(Transcript data for document pages)
===

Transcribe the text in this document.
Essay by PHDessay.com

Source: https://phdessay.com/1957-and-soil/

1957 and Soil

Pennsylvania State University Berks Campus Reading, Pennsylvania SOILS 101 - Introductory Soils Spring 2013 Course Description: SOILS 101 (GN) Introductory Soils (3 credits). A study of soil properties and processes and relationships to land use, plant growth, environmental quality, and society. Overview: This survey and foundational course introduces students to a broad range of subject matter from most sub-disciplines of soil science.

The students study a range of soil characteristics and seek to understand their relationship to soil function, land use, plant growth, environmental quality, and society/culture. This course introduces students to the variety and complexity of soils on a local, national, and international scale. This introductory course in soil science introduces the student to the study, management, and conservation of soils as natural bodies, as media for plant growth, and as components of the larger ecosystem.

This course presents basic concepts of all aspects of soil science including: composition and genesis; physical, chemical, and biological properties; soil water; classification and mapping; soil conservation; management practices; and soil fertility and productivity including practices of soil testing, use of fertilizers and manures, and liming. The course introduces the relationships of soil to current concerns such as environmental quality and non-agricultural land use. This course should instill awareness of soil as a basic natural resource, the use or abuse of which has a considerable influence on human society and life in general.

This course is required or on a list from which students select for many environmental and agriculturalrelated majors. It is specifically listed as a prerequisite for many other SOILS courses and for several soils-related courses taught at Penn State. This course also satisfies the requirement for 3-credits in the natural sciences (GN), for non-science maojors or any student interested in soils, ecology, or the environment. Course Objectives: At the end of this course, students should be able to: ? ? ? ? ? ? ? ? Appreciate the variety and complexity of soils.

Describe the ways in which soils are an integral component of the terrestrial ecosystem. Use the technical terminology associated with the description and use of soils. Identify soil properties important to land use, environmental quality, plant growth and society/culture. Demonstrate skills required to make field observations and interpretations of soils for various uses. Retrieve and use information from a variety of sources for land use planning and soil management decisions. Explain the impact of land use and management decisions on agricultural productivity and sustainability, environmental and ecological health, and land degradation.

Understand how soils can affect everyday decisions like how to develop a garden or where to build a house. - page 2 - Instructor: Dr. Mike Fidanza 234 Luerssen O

===

• [Work order]
Look over the entries above and tally the lines containing the string "students"; the answer is that total only.

• [Answer to the exercise]
3